━━━ EXERCISE INPUTS
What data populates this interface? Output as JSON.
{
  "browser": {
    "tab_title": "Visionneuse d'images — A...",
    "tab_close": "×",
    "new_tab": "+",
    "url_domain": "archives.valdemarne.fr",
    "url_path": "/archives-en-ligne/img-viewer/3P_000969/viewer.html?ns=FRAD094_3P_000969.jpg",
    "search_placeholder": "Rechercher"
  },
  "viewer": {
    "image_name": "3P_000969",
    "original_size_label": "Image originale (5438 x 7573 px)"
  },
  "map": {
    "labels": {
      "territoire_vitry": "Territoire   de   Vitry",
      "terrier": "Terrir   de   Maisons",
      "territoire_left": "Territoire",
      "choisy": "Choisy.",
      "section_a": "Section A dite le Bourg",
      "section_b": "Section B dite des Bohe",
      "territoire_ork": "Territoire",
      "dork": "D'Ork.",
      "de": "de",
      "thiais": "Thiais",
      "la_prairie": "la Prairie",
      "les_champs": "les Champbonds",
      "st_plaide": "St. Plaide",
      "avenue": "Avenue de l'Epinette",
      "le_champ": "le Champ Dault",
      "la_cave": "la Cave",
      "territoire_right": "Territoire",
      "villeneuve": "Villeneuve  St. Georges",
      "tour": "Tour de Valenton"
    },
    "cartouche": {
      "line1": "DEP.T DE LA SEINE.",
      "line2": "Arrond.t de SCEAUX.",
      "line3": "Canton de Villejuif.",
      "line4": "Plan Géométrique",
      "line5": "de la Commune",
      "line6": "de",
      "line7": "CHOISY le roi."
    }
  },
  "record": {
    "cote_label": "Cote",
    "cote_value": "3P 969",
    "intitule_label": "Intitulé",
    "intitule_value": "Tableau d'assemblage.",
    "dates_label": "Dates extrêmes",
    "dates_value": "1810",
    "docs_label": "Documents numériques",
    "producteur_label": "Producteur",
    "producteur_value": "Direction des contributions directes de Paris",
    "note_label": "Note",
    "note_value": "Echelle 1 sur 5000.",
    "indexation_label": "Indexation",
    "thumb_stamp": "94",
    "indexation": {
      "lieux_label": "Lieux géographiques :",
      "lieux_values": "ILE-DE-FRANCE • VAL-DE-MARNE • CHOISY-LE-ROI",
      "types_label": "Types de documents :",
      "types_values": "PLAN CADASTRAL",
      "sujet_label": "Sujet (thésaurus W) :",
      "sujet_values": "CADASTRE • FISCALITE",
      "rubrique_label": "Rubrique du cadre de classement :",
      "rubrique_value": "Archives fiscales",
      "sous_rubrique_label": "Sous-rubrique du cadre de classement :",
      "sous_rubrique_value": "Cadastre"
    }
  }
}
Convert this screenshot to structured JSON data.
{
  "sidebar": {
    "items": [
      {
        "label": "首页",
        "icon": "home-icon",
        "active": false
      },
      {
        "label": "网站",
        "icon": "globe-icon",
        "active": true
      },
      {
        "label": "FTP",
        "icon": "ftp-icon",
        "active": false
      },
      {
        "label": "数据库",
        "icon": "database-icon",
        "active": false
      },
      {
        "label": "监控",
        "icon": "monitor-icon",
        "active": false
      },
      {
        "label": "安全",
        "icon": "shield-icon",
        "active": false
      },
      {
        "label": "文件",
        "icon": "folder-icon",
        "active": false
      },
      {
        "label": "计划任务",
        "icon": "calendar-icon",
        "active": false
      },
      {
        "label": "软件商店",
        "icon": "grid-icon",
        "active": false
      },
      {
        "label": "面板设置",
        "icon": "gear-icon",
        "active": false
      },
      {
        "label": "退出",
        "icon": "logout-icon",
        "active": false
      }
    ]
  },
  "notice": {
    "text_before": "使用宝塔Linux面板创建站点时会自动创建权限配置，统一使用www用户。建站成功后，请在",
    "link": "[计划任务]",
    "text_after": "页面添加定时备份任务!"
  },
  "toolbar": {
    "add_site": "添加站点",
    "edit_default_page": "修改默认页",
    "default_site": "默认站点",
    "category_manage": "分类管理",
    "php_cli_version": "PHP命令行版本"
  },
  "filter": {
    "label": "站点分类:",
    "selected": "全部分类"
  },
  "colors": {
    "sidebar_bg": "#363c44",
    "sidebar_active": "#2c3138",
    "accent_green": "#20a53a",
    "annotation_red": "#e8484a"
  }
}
━━━━━━
- PROBLEM REQUIREMENTS -
Extract, word for word, each line of the listing above.

- ANSWER TO THE PROBLEM -
What data populates this interface? Output as JSON.
{
  "browser": {
    "tab_title": "Visionneuse d'images — A...",
    "tab_close": "×",
    "new_tab": "+",
    "url_domain": "archives.valdemarne.fr",
    "url_path": "/archives-en-ligne/img-viewer/3P_000969/viewer.html?ns=FRAD094_3P_000969.jpg",
    "search_placeholder": "Rechercher"
  },
  "viewer": {
    "image_name": "3P_000969",
    "original_size_label": "Image originale (5438 x 7573 px)"
  },
  "map": {
    "labels": {
      "territoire_vitry": "Territoire   de   Vitry",
      "terrier": "Terrir   de   Maisons",
      "territoire_left": "Territoire",
      "choisy": "Choisy.",
      "section_a": "Section A dite le Bourg",
      "section_b": "Section B dite des Bohe",
      "territoire_ork": "Territoire",
      "dork": "D'Ork.",
      "de": "de",
      "thiais": "Thiais",
      "la_prairie": "la Prairie",
      "les_champs": "les Champbonds",
      "st_plaide": "St. Plaide",
      "avenue": "Avenue de l'Epinette",
      "le_champ": "le Champ Dault",
      "la_cave": "la Cave",
      "territoire_right": "Territoire",
      "villeneuve": "Villeneuve  St. Georges",
      "tour": "Tour de Valenton"
    },
    "cartouche": {
      "line1": "DEP.T DE LA SEINE.",
      "line2": "Arrond.t de SCEAUX.",
      "line3": "Canton de Villejuif.",
      "line4": "Plan Géométrique",
      "line5": "de la Commune",
      "line6": "de",
      "line7": "CHOISY le roi."
    }
  },
  "record": {
    "cote_label": "Cote",
    "cote_value": "3P 969",
    "intitule_label": "Intitulé",
    "intitule_value": "Tableau d'assemblage.",
    "dates_label": "Dates extrêmes",
    "dates_value": "1810",
    "docs_label": "Documents numériques",
    "producteur_label": "Producteur",
    "producteur_value": "Direction des contributions directes de Paris",
    "note_label": "Note",
    "note_value": "Echelle 1 sur 5000.",
    "indexation_label": "Indexation",
    "thumb_stamp": "94",
    "indexation": {
      "lieux_label": "Lieux géographiques :",
      "lieux_values": "ILE-DE-FRANCE • VAL-DE-MARNE • CHOISY-LE-ROI",
      "types_label": "Types de documents :",
      "types_values": "PLAN CADASTRAL",
      "sujet_label": "Sujet (thésaurus W) :",
      "sujet_values": "CADASTRE • FISCALITE",
      "rubrique_label": "Rubrique du cadre de classement :",
      "rubrique_value": "Archives fiscales",
      "sous_rubrique_label": "Sous-rubrique du cadre de classement :",
      "sous_rubrique_value": "Cadastre"
    }
  }
}
Convert this screenshot to structured JSON data.
{
  "sidebar": {
    "items": [
      {
        "label": "首页",
        "icon": "home-icon",
        "active": false
      },
      {
        "label": "网站",
        "icon": "globe-icon",
        "active": true
      },
      {
        "label": "FTP",
        "icon": "ftp-icon",
        "active": false
      },
      {
        "label": "数据库",
        "icon": "database-icon",
        "active": false
      },
      {
        "label": "监控",
        "icon": "monitor-icon",
        "active": false
      },
      {
        "label": "安全",
        "icon": "shield-icon",
        "active": false
      },
      {
        "label": "文件",
        "icon": "folder-icon",
        "active": false
      },
      {
        "label": "计划任务",
        "icon": "calendar-icon",
        "active": false
      },
      {
        "label": "软件商店",
        "icon": "grid-icon",
        "active": false
      },
      {
        "label": "面板设置",
        "icon": "gear-icon",
        "active": false
      },
      {
        "label": "退出",
        "icon": "logout-icon",
        "active": false
      }
    ]
  },
  "notice": {
    "text_before": "使用宝塔Linux面板创建站点时会自动创建权限配置，统一使用www用户。建站成功后，请在",
    "link": "[计划任务]",
    "text_after": "页面添加定时备份任务!"
  },
  "toolbar": {
    "add_site": "添加站点",
    "edit_default_page": "修改默认页",
    "default_site": "默认站点",
    "category_manage": "分类管理",
    "php_cli_version": "PHP命令行版本"
  },
  "filter": {
    "label": "站点分类:",
    "selected": "全部分类"
  },
  "colors": {
    "sidebar_bg": "#363c44",
    "sidebar_active": "#2c3138",
    "accent_green": "#20a53a",
    "annotation_red": "#e8484a"
  }
}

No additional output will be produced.